# START OF LISTING

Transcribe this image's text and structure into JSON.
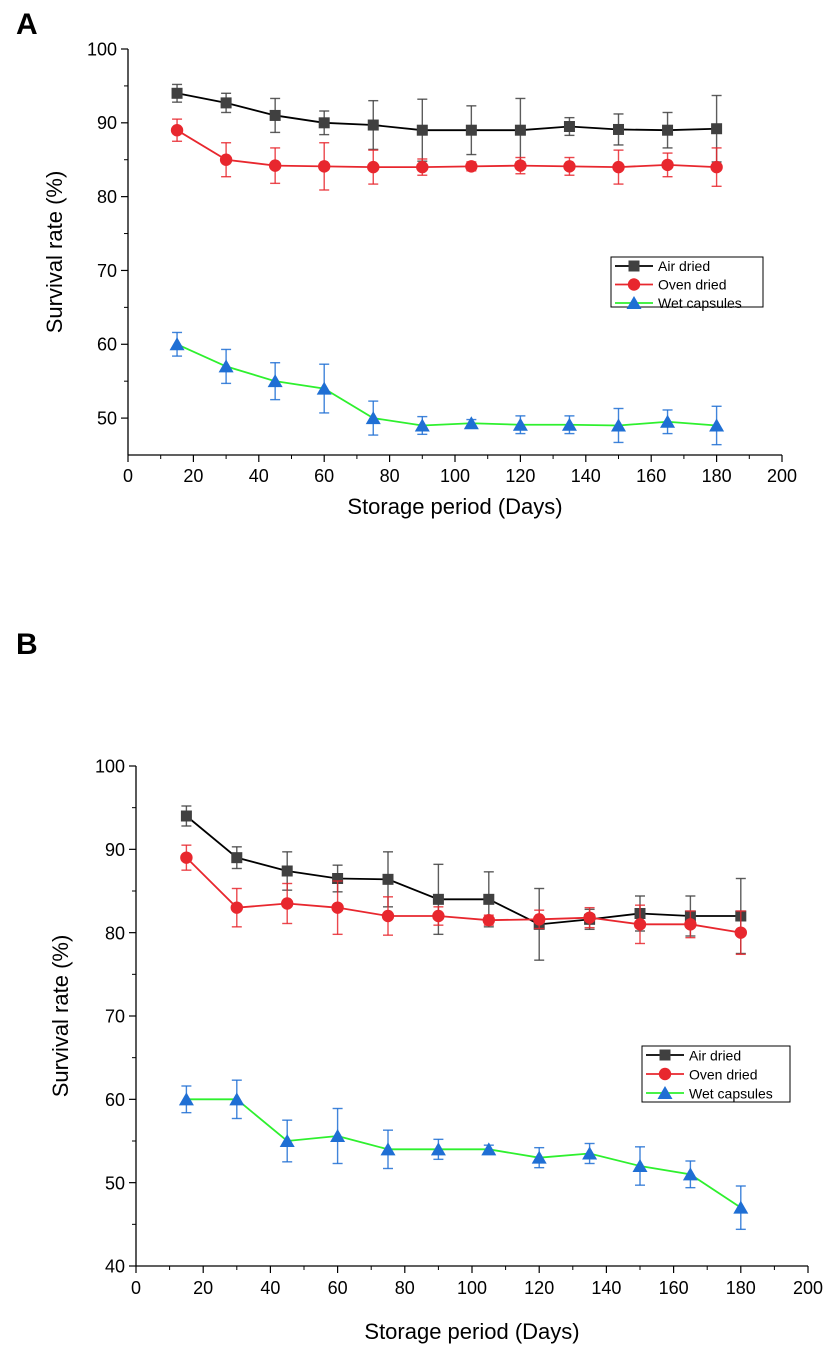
{
  "chart_data": [
    {
      "panel": "A",
      "type": "line",
      "title": "",
      "xlabel": "Storage period (Days)",
      "ylabel": "Survival rate (%)",
      "xlim": [
        0,
        200
      ],
      "ylim": [
        45,
        100
      ],
      "xticks": [
        0,
        20,
        40,
        60,
        80,
        100,
        120,
        140,
        160,
        180,
        200
      ],
      "yticks": [
        50,
        60,
        70,
        80,
        90,
        100
      ],
      "legend_position": "right",
      "x": [
        15,
        30,
        45,
        60,
        75,
        90,
        105,
        120,
        135,
        150,
        165,
        180
      ],
      "series": [
        {
          "name": "Air dried",
          "marker": "square",
          "color": "#000000",
          "marker_color": "#404040",
          "values": [
            94,
            92.7,
            91,
            90,
            89.7,
            89,
            89,
            89,
            89.5,
            89.1,
            89,
            89.2
          ],
          "errors": [
            1.2,
            1.3,
            2.3,
            1.6,
            3.3,
            4.2,
            3.3,
            4.3,
            1.2,
            2.1,
            2.4,
            4.5
          ]
        },
        {
          "name": "Oven dried",
          "marker": "circle",
          "color": "#e8272e",
          "marker_color": "#e8272e",
          "values": [
            89,
            85,
            84.2,
            84.1,
            84,
            84,
            84.1,
            84.2,
            84.1,
            84,
            84.3,
            84
          ],
          "errors": [
            1.5,
            2.3,
            2.4,
            3.2,
            2.3,
            1.1,
            0.6,
            1.1,
            1.2,
            2.3,
            1.6,
            2.6
          ]
        },
        {
          "name": "Wet capsules",
          "marker": "triangle",
          "color": "#2ef02e",
          "marker_color": "#1f6fd4",
          "values": [
            60,
            57,
            55,
            54,
            50,
            49,
            49.3,
            49.1,
            49.1,
            49,
            49.5,
            49
          ],
          "errors": [
            1.6,
            2.3,
            2.5,
            3.3,
            2.3,
            1.2,
            0.5,
            1.2,
            1.2,
            2.3,
            1.6,
            2.6
          ]
        }
      ]
    },
    {
      "panel": "B",
      "type": "line",
      "title": "",
      "xlabel": "Storage period (Days)",
      "ylabel": "Survival rate (%)",
      "xlim": [
        0,
        200
      ],
      "ylim": [
        40,
        100
      ],
      "xticks": [
        0,
        20,
        40,
        60,
        80,
        100,
        120,
        140,
        160,
        180,
        200
      ],
      "yticks": [
        40,
        50,
        60,
        70,
        80,
        90,
        100
      ],
      "legend_position": "right",
      "x": [
        15,
        30,
        45,
        60,
        75,
        90,
        105,
        120,
        135,
        150,
        165,
        180
      ],
      "series": [
        {
          "name": "Air dried",
          "marker": "square",
          "color": "#000000",
          "marker_color": "#404040",
          "values": [
            94,
            89,
            87.4,
            86.5,
            86.4,
            84,
            84,
            81,
            81.6,
            82.3,
            82,
            82
          ],
          "errors": [
            1.2,
            1.3,
            2.3,
            1.6,
            3.3,
            4.2,
            3.3,
            4.3,
            1.2,
            2.1,
            2.4,
            4.5
          ]
        },
        {
          "name": "Oven dried",
          "marker": "circle",
          "color": "#e8272e",
          "marker_color": "#e8272e",
          "values": [
            89,
            83,
            83.5,
            83,
            82,
            82,
            81.5,
            81.6,
            81.8,
            81,
            81,
            80
          ],
          "errors": [
            1.5,
            2.3,
            2.4,
            3.2,
            2.3,
            1.1,
            0.6,
            1.1,
            1.2,
            2.3,
            1.6,
            2.6
          ]
        },
        {
          "name": "Wet capsules",
          "marker": "triangle",
          "color": "#2ef02e",
          "marker_color": "#1f6fd4",
          "values": [
            60,
            60,
            55,
            55.6,
            54,
            54,
            54,
            53,
            53.5,
            52,
            51,
            47
          ],
          "errors": [
            1.6,
            2.3,
            2.5,
            3.3,
            2.3,
            1.2,
            0.5,
            1.2,
            1.2,
            2.3,
            1.6,
            2.6
          ]
        }
      ]
    }
  ]
}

# END OF LISTING

YOUR INSTRUCTIONS => Write out every record above exactly as it stands, but leave out the pictures.

COMPLETE RESPONSE =>
Transcribe this image's text and structure into JSON.
{
  "chart_data": [
    {
      "panel": "A",
      "type": "line",
      "title": "",
      "xlabel": "Storage period (Days)",
      "ylabel": "Survival rate (%)",
      "xlim": [
        0,
        200
      ],
      "ylim": [
        45,
        100
      ],
      "xticks": [
        0,
        20,
        40,
        60,
        80,
        100,
        120,
        140,
        160,
        180,
        200
      ],
      "yticks": [
        50,
        60,
        70,
        80,
        90,
        100
      ],
      "legend_position": "right",
      "x": [
        15,
        30,
        45,
        60,
        75,
        90,
        105,
        120,
        135,
        150,
        165,
        180
      ],
      "series": [
        {
          "name": "Air dried",
          "marker": "square",
          "color": "#000000",
          "marker_color": "#404040",
          "values": [
            94,
            92.7,
            91,
            90,
            89.7,
            89,
            89,
            89,
            89.5,
            89.1,
            89,
            89.2
          ],
          "errors": [
            1.2,
            1.3,
            2.3,
            1.6,
            3.3,
            4.2,
            3.3,
            4.3,
            1.2,
            2.1,
            2.4,
            4.5
          ]
        },
        {
          "name": "Oven dried",
          "marker": "circle",
          "color": "#e8272e",
          "marker_color": "#e8272e",
          "values": [
            89,
            85,
            84.2,
            84.1,
            84,
            84,
            84.1,
            84.2,
            84.1,
            84,
            84.3,
            84
          ],
          "errors": [
            1.5,
            2.3,
            2.4,
            3.2,
            2.3,
            1.1,
            0.6,
            1.1,
            1.2,
            2.3,
            1.6,
            2.6
          ]
        },
        {
          "name": "Wet capsules",
          "marker": "triangle",
          "color": "#2ef02e",
          "marker_color": "#1f6fd4",
          "values": [
            60,
            57,
            55,
            54,
            50,
            49,
            49.3,
            49.1,
            49.1,
            49,
            49.5,
            49
          ],
          "errors": [
            1.6,
            2.3,
            2.5,
            3.3,
            2.3,
            1.2,
            0.5,
            1.2,
            1.2,
            2.3,
            1.6,
            2.6
          ]
        }
      ]
    },
    {
      "panel": "B",
      "type": "line",
      "title": "",
      "xlabel": "Storage period (Days)",
      "ylabel": "Survival rate (%)",
      "xlim": [
        0,
        200
      ],
      "ylim": [
        40,
        100
      ],
      "xticks": [
        0,
        20,
        40,
        60,
        80,
        100,
        120,
        140,
        160,
        180,
        200
      ],
      "yticks": [
        40,
        50,
        60,
        70,
        80,
        90,
        100
      ],
      "legend_position": "right",
      "x": [
        15,
        30,
        45,
        60,
        75,
        90,
        105,
        120,
        135,
        150,
        165,
        180
      ],
      "series": [
        {
          "name": "Air dried",
          "marker": "square",
          "color": "#000000",
          "marker_color": "#404040",
          "values": [
            94,
            89,
            87.4,
            86.5,
            86.4,
            84,
            84,
            81,
            81.6,
            82.3,
            82,
            82
          ],
          "errors": [
            1.2,
            1.3,
            2.3,
            1.6,
            3.3,
            4.2,
            3.3,
            4.3,
            1.2,
            2.1,
            2.4,
            4.5
          ]
        },
        {
          "name": "Oven dried",
          "marker": "circle",
          "color": "#e8272e",
          "marker_color": "#e8272e",
          "values": [
            89,
            83,
            83.5,
            83,
            82,
            82,
            81.5,
            81.6,
            81.8,
            81,
            81,
            80
          ],
          "errors": [
            1.5,
            2.3,
            2.4,
            3.2,
            2.3,
            1.1,
            0.6,
            1.1,
            1.2,
            2.3,
            1.6,
            2.6
          ]
        },
        {
          "name": "Wet capsules",
          "marker": "triangle",
          "color": "#2ef02e",
          "marker_color": "#1f6fd4",
          "values": [
            60,
            60,
            55,
            55.6,
            54,
            54,
            54,
            53,
            53.5,
            52,
            51,
            47
          ],
          "errors": [
            1.6,
            2.3,
            2.5,
            3.3,
            2.3,
            1.2,
            0.5,
            1.2,
            1.2,
            2.3,
            1.6,
            2.6
          ]
        }
      ]
    }
  ]
}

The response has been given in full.